DATASET ENTRIES:
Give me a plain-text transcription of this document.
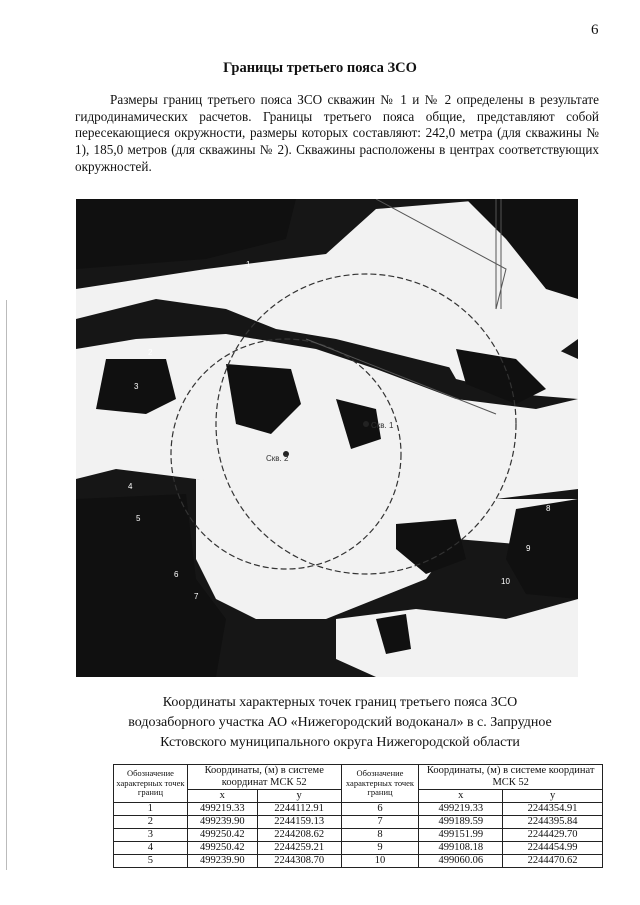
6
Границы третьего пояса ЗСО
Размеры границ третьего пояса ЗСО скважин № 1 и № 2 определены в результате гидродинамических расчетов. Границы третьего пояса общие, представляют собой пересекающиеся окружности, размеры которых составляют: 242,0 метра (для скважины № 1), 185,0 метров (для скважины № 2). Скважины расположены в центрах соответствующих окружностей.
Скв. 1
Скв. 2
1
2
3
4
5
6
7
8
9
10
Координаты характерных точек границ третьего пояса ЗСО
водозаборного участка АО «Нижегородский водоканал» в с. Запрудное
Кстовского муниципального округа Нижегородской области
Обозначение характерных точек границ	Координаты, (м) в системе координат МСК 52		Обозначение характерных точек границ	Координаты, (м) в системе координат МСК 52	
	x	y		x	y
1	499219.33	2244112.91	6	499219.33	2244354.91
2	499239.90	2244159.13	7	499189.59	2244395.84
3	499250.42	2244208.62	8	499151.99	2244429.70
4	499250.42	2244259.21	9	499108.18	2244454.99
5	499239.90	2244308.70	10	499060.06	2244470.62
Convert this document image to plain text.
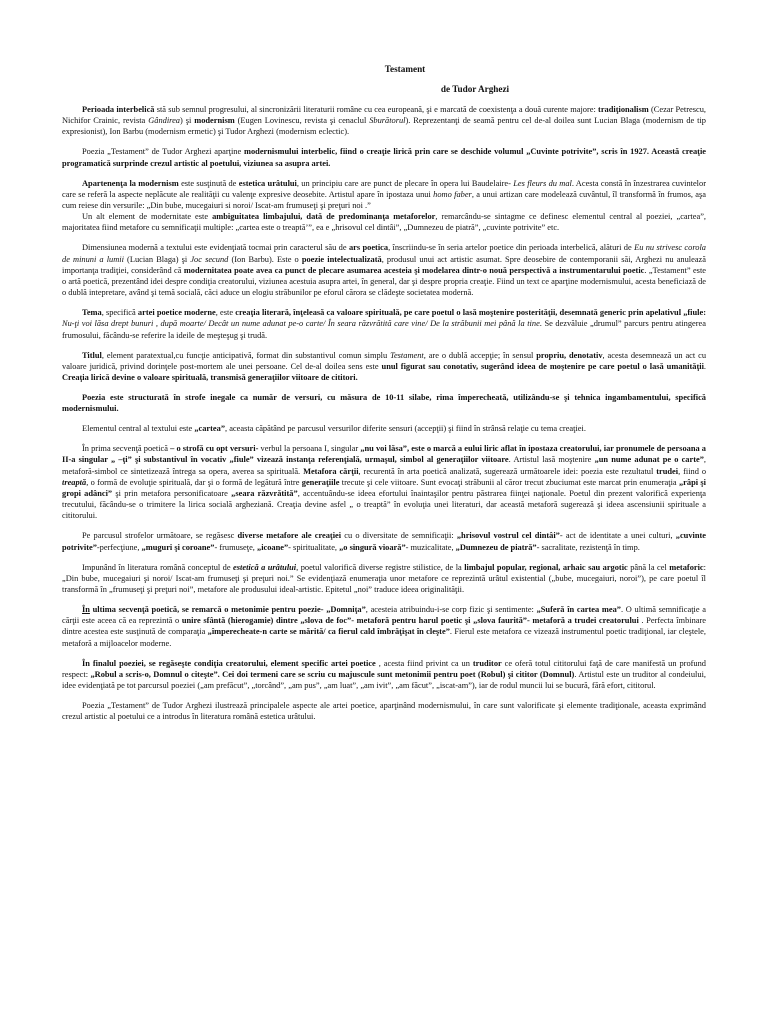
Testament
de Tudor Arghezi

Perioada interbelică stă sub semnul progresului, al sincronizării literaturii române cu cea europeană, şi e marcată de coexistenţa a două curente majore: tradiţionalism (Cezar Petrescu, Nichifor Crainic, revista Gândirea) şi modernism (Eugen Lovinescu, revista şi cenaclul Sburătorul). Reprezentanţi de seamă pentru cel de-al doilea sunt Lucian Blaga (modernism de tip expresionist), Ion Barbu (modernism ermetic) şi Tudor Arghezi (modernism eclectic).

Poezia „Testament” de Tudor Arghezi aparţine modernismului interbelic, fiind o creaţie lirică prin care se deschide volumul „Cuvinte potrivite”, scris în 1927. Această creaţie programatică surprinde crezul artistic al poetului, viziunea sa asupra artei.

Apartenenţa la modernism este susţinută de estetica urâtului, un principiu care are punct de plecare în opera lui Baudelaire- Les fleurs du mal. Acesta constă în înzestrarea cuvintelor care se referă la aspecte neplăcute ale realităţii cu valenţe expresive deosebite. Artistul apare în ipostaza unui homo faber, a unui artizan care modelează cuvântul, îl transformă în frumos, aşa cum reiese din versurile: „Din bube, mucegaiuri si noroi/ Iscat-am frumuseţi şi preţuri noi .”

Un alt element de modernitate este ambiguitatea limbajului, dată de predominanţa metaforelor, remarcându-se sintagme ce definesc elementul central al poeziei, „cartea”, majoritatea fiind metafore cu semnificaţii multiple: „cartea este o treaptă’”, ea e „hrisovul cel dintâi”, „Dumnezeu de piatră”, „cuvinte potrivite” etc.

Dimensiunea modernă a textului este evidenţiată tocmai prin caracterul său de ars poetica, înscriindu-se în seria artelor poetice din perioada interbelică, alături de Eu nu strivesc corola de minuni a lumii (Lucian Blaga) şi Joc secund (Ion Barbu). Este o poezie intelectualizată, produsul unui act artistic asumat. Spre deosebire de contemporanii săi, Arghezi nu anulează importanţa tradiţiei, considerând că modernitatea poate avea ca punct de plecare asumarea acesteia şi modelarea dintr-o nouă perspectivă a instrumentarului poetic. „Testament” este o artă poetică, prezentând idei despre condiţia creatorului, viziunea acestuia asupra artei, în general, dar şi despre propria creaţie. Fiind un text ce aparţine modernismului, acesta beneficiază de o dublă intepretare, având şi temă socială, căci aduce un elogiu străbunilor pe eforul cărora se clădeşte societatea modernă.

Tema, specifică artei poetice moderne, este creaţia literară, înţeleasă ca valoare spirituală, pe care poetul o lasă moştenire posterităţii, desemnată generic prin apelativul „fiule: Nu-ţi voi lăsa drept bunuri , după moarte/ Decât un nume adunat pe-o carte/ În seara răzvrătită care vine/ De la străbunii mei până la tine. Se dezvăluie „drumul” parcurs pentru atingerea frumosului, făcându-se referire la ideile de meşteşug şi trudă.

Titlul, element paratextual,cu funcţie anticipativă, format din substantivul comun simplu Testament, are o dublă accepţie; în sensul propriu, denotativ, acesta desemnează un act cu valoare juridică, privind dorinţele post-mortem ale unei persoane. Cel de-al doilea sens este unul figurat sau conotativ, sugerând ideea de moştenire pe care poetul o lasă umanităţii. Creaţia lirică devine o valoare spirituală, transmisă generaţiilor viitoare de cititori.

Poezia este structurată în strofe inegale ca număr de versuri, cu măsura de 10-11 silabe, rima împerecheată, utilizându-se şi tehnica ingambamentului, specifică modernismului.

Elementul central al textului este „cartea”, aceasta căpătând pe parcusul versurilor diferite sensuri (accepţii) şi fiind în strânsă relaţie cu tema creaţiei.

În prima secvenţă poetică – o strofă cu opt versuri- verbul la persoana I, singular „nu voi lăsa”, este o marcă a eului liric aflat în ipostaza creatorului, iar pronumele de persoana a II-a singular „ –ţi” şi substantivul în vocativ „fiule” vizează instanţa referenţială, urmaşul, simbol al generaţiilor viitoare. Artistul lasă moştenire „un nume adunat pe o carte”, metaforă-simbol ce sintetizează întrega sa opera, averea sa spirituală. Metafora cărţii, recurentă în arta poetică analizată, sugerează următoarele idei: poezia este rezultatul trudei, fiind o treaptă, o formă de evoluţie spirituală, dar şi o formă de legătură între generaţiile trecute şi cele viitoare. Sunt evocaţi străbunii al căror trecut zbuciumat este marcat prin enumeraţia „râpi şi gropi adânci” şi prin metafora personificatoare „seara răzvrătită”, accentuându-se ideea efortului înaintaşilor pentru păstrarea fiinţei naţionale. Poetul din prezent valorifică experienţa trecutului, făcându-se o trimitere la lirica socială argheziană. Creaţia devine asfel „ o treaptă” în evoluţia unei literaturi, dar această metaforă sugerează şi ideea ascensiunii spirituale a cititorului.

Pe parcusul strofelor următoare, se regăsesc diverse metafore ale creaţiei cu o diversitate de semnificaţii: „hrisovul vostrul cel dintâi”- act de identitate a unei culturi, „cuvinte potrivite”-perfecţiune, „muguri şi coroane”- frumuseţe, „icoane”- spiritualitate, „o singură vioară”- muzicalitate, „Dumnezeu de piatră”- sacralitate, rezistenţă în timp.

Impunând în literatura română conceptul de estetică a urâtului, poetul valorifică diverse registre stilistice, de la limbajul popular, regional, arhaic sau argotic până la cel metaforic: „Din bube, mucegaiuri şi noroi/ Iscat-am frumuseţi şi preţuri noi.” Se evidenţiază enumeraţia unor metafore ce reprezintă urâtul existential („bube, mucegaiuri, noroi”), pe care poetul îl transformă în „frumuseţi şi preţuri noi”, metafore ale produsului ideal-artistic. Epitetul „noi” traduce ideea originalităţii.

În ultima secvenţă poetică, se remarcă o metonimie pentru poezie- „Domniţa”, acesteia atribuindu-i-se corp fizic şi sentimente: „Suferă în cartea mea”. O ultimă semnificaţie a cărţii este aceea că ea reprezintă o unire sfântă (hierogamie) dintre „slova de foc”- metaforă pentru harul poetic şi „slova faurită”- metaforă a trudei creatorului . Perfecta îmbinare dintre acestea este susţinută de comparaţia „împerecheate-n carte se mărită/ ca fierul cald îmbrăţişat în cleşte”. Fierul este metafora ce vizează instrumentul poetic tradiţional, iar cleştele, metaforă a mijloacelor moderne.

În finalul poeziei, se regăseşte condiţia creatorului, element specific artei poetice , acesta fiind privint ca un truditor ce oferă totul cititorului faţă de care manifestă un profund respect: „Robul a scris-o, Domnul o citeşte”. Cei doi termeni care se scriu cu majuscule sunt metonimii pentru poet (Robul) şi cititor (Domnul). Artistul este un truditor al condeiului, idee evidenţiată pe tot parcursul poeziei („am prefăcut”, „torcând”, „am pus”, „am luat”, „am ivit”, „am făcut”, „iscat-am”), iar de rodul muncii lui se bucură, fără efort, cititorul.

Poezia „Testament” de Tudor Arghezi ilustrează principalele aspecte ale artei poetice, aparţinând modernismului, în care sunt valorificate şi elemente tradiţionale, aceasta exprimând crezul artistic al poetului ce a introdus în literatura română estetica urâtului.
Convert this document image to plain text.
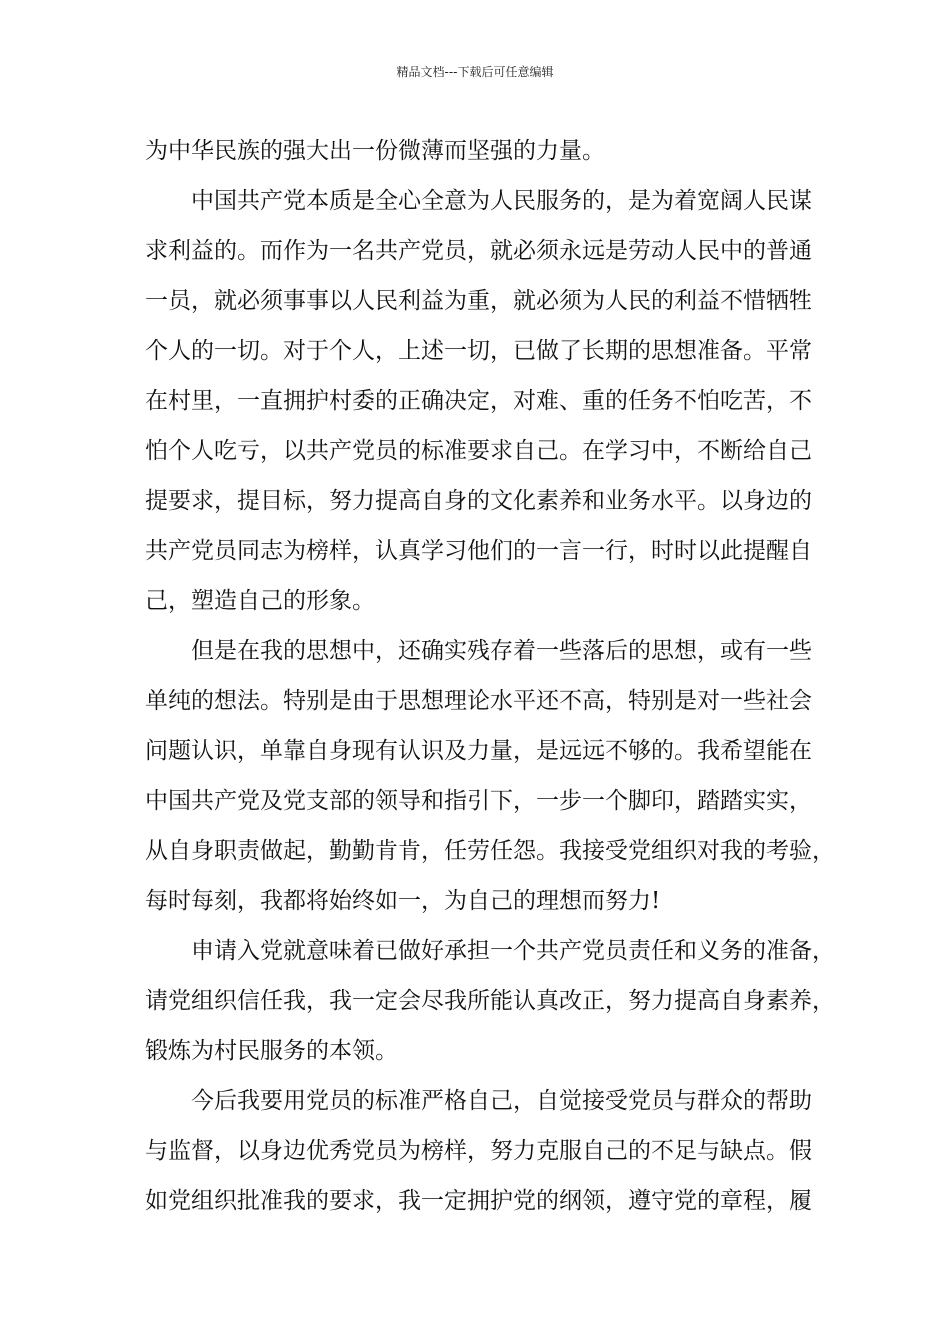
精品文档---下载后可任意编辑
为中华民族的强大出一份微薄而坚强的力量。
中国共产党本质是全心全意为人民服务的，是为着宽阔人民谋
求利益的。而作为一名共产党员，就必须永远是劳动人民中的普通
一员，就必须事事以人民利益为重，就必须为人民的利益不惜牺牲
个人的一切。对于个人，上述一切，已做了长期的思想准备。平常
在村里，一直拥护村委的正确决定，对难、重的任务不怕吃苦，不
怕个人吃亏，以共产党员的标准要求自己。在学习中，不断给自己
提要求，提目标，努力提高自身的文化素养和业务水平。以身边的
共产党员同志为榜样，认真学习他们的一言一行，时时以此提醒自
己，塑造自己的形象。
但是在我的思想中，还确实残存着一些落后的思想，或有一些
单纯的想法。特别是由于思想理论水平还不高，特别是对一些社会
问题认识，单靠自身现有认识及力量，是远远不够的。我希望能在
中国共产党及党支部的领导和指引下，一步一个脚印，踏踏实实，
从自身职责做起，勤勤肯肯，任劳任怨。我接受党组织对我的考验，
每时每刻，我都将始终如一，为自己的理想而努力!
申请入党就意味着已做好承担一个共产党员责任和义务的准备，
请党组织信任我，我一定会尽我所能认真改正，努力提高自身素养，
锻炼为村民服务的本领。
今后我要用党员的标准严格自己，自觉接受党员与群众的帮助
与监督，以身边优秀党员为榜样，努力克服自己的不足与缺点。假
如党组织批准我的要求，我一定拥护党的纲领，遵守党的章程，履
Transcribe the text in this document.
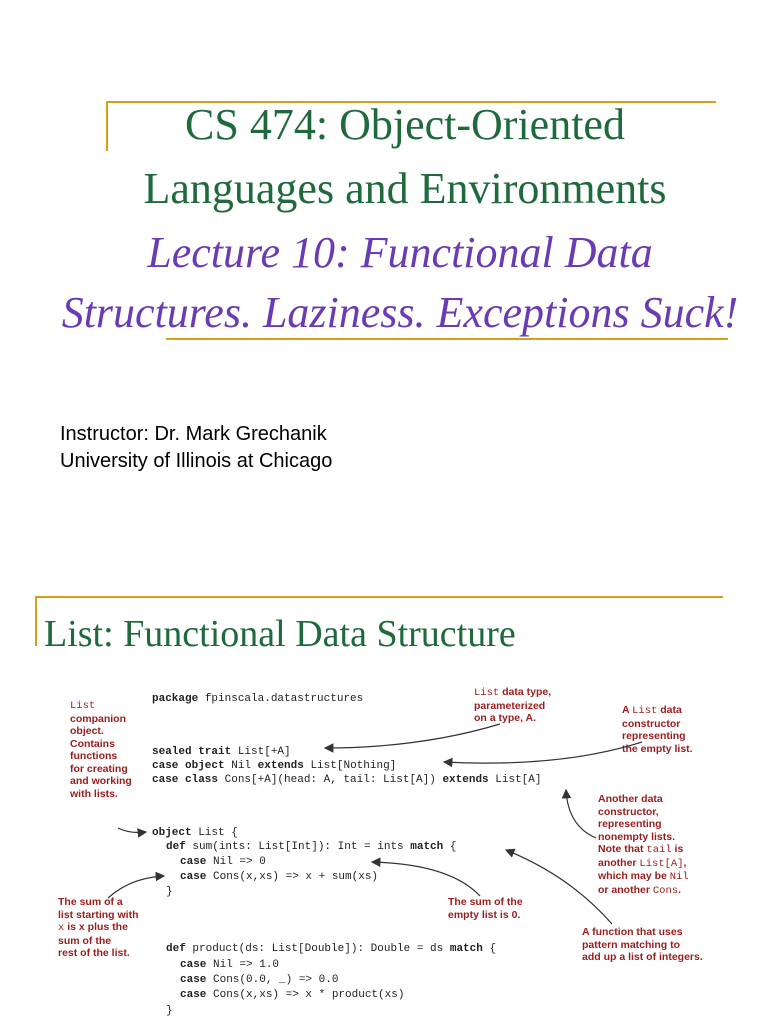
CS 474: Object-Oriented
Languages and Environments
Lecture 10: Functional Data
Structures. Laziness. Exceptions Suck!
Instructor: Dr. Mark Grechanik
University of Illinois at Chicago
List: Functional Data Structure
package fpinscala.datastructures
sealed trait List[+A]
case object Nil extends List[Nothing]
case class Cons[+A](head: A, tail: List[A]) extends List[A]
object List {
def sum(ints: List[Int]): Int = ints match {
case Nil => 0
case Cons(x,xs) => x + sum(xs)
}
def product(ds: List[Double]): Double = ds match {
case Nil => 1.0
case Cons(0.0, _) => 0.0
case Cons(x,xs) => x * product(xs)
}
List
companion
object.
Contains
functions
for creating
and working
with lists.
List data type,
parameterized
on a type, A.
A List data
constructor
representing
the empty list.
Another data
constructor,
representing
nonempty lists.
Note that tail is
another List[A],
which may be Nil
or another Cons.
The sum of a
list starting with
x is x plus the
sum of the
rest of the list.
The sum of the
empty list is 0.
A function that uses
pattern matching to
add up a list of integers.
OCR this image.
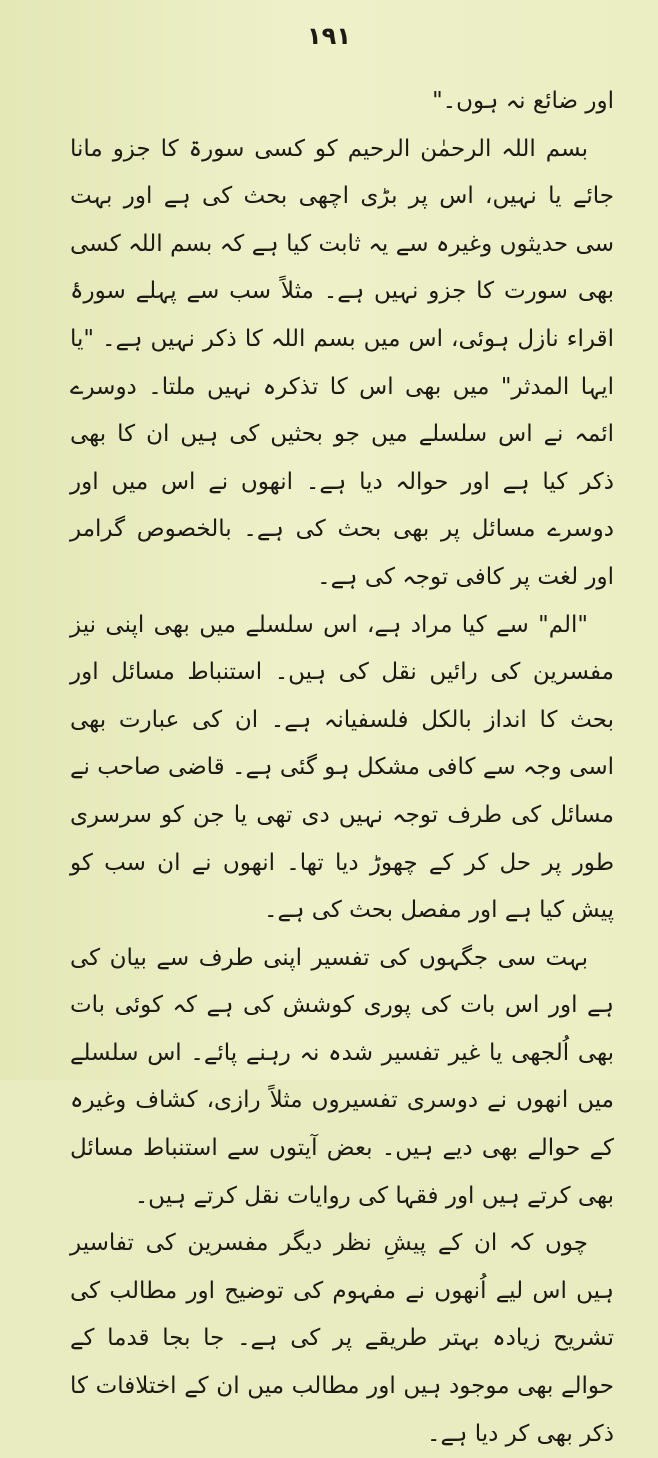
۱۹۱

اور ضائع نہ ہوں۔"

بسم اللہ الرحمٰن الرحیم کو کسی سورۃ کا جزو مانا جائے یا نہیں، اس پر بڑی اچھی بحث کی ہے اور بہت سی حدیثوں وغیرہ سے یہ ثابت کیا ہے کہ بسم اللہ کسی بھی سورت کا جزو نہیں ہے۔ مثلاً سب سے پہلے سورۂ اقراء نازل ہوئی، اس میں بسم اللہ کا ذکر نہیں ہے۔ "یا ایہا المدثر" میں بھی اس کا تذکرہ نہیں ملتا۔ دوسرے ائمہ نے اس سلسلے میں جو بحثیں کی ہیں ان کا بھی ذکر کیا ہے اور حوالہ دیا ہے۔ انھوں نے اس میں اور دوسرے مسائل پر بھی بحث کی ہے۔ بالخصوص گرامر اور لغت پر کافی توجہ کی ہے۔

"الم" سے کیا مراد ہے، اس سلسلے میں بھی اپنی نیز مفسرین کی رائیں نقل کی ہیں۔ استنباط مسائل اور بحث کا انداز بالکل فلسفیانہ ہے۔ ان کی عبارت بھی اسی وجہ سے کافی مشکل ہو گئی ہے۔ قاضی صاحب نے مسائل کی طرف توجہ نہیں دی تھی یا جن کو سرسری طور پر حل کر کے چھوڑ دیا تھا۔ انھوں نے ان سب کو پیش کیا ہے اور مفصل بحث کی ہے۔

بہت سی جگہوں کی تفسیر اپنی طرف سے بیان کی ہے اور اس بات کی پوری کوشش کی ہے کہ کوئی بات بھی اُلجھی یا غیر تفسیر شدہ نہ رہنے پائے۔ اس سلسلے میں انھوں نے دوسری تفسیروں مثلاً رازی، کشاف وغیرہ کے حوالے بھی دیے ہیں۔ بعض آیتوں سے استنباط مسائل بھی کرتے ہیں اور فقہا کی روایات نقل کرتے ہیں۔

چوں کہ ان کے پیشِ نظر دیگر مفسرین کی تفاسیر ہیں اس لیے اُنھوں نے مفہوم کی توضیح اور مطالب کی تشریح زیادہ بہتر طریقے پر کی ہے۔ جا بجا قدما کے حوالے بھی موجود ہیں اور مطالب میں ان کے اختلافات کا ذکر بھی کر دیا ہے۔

PROBLEM TO SOLVE: Only lines with the word "Границы" should be collected from the material.

SOLUTION:
Границы третьего пояса ЗСО
Размеры границ третьего пояса ЗСО скважин № 1 и № 2 определены в результате гидродинамических расчетов. Границы третьего пояса общие, представляют собой пересекающиеся окружности, размеры которых составляют: 242,0 метра (для скважины № 1), 185,0 метров (для скважины № 2). Скважины расположены в центрах соответствующих окружностей.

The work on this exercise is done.